▶ What is expected: The entire listing is to be repeated verbatim.

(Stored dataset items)
····················

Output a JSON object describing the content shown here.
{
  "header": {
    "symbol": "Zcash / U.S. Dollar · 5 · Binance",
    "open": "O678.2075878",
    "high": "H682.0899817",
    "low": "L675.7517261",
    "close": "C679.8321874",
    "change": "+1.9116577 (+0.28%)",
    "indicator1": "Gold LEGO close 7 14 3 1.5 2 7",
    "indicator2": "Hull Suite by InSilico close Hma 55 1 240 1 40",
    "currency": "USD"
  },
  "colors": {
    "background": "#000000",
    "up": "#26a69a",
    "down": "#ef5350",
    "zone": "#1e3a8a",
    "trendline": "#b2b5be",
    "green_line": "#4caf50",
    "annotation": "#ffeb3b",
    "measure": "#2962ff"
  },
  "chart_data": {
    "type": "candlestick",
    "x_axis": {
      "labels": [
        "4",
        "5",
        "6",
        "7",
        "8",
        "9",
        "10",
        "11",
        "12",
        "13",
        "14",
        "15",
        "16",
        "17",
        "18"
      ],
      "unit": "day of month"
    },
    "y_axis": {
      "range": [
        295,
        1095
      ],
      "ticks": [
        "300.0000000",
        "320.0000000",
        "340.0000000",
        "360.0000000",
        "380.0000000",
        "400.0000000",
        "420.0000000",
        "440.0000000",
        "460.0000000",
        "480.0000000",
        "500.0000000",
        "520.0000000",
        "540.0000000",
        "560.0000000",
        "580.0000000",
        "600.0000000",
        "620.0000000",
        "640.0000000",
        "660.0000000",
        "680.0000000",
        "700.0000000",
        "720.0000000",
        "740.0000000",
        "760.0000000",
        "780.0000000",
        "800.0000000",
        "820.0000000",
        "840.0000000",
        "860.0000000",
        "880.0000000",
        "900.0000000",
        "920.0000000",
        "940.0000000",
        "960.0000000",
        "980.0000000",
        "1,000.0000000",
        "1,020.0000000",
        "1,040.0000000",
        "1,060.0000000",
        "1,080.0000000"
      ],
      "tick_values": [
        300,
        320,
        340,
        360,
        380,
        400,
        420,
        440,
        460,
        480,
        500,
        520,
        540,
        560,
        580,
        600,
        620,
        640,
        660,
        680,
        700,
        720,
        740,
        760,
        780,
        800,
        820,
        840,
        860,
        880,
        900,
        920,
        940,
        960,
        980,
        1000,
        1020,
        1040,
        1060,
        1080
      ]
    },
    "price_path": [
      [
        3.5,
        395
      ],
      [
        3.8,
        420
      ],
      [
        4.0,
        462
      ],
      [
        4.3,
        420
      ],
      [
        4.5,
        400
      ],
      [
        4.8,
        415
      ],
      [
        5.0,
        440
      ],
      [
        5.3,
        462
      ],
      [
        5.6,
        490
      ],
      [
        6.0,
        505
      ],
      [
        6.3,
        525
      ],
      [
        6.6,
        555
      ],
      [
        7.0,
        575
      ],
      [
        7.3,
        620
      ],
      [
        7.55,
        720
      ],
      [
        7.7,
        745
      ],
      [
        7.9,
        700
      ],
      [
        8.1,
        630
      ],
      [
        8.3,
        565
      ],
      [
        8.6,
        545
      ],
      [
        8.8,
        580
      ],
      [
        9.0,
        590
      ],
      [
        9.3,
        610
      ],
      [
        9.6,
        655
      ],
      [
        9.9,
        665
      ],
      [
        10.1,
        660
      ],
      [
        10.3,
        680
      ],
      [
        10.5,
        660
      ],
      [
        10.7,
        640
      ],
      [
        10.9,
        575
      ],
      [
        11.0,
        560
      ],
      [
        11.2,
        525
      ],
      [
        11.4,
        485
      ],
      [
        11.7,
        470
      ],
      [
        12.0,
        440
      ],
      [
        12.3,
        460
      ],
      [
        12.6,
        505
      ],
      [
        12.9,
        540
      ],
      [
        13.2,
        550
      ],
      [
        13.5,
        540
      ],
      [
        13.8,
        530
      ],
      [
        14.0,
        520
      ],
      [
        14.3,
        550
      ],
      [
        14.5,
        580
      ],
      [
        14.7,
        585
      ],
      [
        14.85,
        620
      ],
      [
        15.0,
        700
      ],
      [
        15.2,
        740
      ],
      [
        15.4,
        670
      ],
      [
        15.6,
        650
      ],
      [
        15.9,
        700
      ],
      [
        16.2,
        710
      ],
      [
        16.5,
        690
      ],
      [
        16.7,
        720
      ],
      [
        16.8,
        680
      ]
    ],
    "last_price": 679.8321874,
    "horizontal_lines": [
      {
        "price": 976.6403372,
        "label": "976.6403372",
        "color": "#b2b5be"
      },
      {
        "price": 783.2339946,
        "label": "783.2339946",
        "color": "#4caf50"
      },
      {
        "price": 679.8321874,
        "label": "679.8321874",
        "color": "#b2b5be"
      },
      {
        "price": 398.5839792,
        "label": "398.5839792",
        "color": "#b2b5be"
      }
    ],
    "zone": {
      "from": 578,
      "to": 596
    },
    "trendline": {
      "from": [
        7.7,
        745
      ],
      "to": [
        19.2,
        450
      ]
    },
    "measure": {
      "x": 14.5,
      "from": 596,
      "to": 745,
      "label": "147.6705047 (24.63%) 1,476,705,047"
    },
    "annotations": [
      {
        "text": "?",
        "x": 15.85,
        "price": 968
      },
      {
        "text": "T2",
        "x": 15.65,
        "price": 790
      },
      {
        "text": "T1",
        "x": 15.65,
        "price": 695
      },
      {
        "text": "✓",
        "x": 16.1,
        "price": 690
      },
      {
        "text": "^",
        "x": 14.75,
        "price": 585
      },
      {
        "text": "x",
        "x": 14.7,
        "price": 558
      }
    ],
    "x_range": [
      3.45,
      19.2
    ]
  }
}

····················

▶ Response to the task:
Output a JSON object describing the content shown here.
{
  "header": {
    "symbol": "Zcash / U.S. Dollar · 5 · Binance",
    "open": "O678.2075878",
    "high": "H682.0899817",
    "low": "L675.7517261",
    "close": "C679.8321874",
    "change": "+1.9116577 (+0.28%)",
    "indicator1": "Gold LEGO close 7 14 3 1.5 2 7",
    "indicator2": "Hull Suite by InSilico close Hma 55 1 240 1 40",
    "currency": "USD"
  },
  "colors": {
    "background": "#000000",
    "up": "#26a69a",
    "down": "#ef5350",
    "zone": "#1e3a8a",
    "trendline": "#b2b5be",
    "green_line": "#4caf50",
    "annotation": "#ffeb3b",
    "measure": "#2962ff"
  },
  "chart_data": {
    "type": "candlestick",
    "x_axis": {
      "labels": [
        "4",
        "5",
        "6",
        "7",
        "8",
        "9",
        "10",
        "11",
        "12",
        "13",
        "14",
        "15",
        "16",
        "17",
        "18"
      ],
      "unit": "day of month"
    },
    "y_axis": {
      "range": [
        295,
        1095
      ],
      "ticks": [
        "300.0000000",
        "320.0000000",
        "340.0000000",
        "360.0000000",
        "380.0000000",
        "400.0000000",
        "420.0000000",
        "440.0000000",
        "460.0000000",
        "480.0000000",
        "500.0000000",
        "520.0000000",
        "540.0000000",
        "560.0000000",
        "580.0000000",
        "600.0000000",
        "620.0000000",
        "640.0000000",
        "660.0000000",
        "680.0000000",
        "700.0000000",
        "720.0000000",
        "740.0000000",
        "760.0000000",
        "780.0000000",
        "800.0000000",
        "820.0000000",
        "840.0000000",
        "860.0000000",
        "880.0000000",
        "900.0000000",
        "920.0000000",
        "940.0000000",
        "960.0000000",
        "980.0000000",
        "1,000.0000000",
        "1,020.0000000",
        "1,040.0000000",
        "1,060.0000000",
        "1,080.0000000"
      ],
      "tick_values": [
        300,
        320,
        340,
        360,
        380,
        400,
        420,
        440,
        460,
        480,
        500,
        520,
        540,
        560,
        580,
        600,
        620,
        640,
        660,
        680,
        700,
        720,
        740,
        760,
        780,
        800,
        820,
        840,
        860,
        880,
        900,
        920,
        940,
        960,
        980,
        1000,
        1020,
        1040,
        1060,
        1080
      ]
    },
    "price_path": [
      [
        3.5,
        395
      ],
      [
        3.8,
        420
      ],
      [
        4.0,
        462
      ],
      [
        4.3,
        420
      ],
      [
        4.5,
        400
      ],
      [
        4.8,
        415
      ],
      [
        5.0,
        440
      ],
      [
        5.3,
        462
      ],
      [
        5.6,
        490
      ],
      [
        6.0,
        505
      ],
      [
        6.3,
        525
      ],
      [
        6.6,
        555
      ],
      [
        7.0,
        575
      ],
      [
        7.3,
        620
      ],
      [
        7.55,
        720
      ],
      [
        7.7,
        745
      ],
      [
        7.9,
        700
      ],
      [
        8.1,
        630
      ],
      [
        8.3,
        565
      ],
      [
        8.6,
        545
      ],
      [
        8.8,
        580
      ],
      [
        9.0,
        590
      ],
      [
        9.3,
        610
      ],
      [
        9.6,
        655
      ],
      [
        9.9,
        665
      ],
      [
        10.1,
        660
      ],
      [
        10.3,
        680
      ],
      [
        10.5,
        660
      ],
      [
        10.7,
        640
      ],
      [
        10.9,
        575
      ],
      [
        11.0,
        560
      ],
      [
        11.2,
        525
      ],
      [
        11.4,
        485
      ],
      [
        11.7,
        470
      ],
      [
        12.0,
        440
      ],
      [
        12.3,
        460
      ],
      [
        12.6,
        505
      ],
      [
        12.9,
        540
      ],
      [
        13.2,
        550
      ],
      [
        13.5,
        540
      ],
      [
        13.8,
        530
      ],
      [
        14.0,
        520
      ],
      [
        14.3,
        550
      ],
      [
        14.5,
        580
      ],
      [
        14.7,
        585
      ],
      [
        14.85,
        620
      ],
      [
        15.0,
        700
      ],
      [
        15.2,
        740
      ],
      [
        15.4,
        670
      ],
      [
        15.6,
        650
      ],
      [
        15.9,
        700
      ],
      [
        16.2,
        710
      ],
      [
        16.5,
        690
      ],
      [
        16.7,
        720
      ],
      [
        16.8,
        680
      ]
    ],
    "last_price": 679.8321874,
    "horizontal_lines": [
      {
        "price": 976.6403372,
        "label": "976.6403372",
        "color": "#b2b5be"
      },
      {
        "price": 783.2339946,
        "label": "783.2339946",
        "color": "#4caf50"
      },
      {
        "price": 679.8321874,
        "label": "679.8321874",
        "color": "#b2b5be"
      },
      {
        "price": 398.5839792,
        "label": "398.5839792",
        "color": "#b2b5be"
      }
    ],
    "zone": {
      "from": 578,
      "to": 596
    },
    "trendline": {
      "from": [
        7.7,
        745
      ],
      "to": [
        19.2,
        450
      ]
    },
    "measure": {
      "x": 14.5,
      "from": 596,
      "to": 745,
      "label": "147.6705047 (24.63%) 1,476,705,047"
    },
    "annotations": [
      {
        "text": "?",
        "x": 15.85,
        "price": 968
      },
      {
        "text": "T2",
        "x": 15.65,
        "price": 790
      },
      {
        "text": "T1",
        "x": 15.65,
        "price": 695
      },
      {
        "text": "✓",
        "x": 16.1,
        "price": 690
      },
      {
        "text": "^",
        "x": 14.75,
        "price": 585
      },
      {
        "text": "x",
        "x": 14.7,
        "price": 558
      }
    ],
    "x_range": [
      3.45,
      19.2
    ]
  }
}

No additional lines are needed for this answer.